### ENTRIES SUPPLIED
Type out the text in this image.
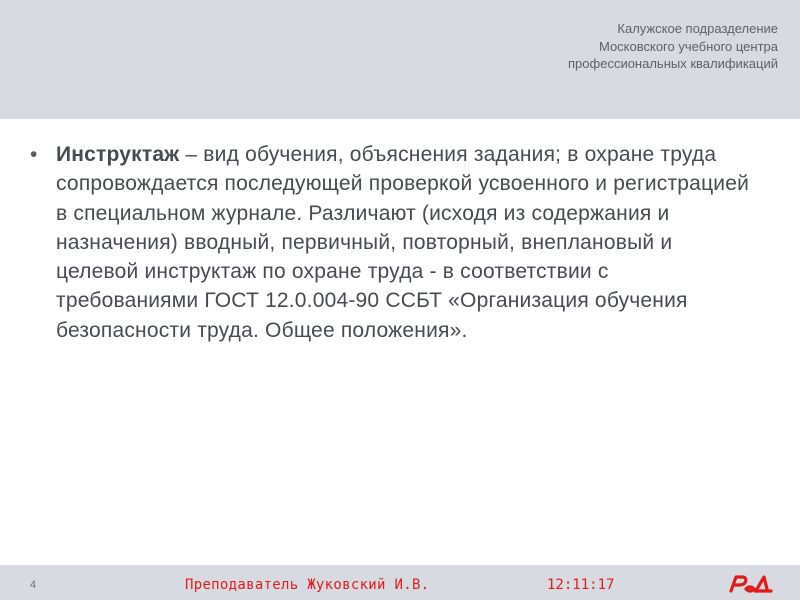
Калужское подразделение
Московского учебного центра
профессиональных квалификаций
• Инструктаж – вид обучения, объяснения задания; в охране труда сопровождается последующей проверкой усвоенного и регистрацией в специальном журнале. Различают (исходя из содержания и назначения) вводный, первичный, повторный, внеплановый и целевой инструктаж по охране труда - в соответствии с требованиями ГОСТ 12.0.004-90 ССБТ «Организация обучения безопасности труда. Общее положения».
4	Преподаватель Жуковский И.В.	12:11:17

### WHAT YOU NEED TO DO
The records above should be reproduced exactly, with no pictures included.

### TASK SOLUTION
Type out the text in this image.
Калужское подразделение
Московского учебного центра
профессиональных квалификаций
• Инструктаж – вид обучения, объяснения задания; в охране труда сопровождается последующей проверкой усвоенного и регистрацией в специальном журнале. Различают (исходя из содержания и назначения) вводный, первичный, повторный, внеплановый и целевой инструктаж по охране труда - в соответствии с требованиями ГОСТ 12.0.004-90 ССБТ «Организация обучения безопасности труда. Общее положения».
4	Преподаватель Жуковский И.В.	12:11:17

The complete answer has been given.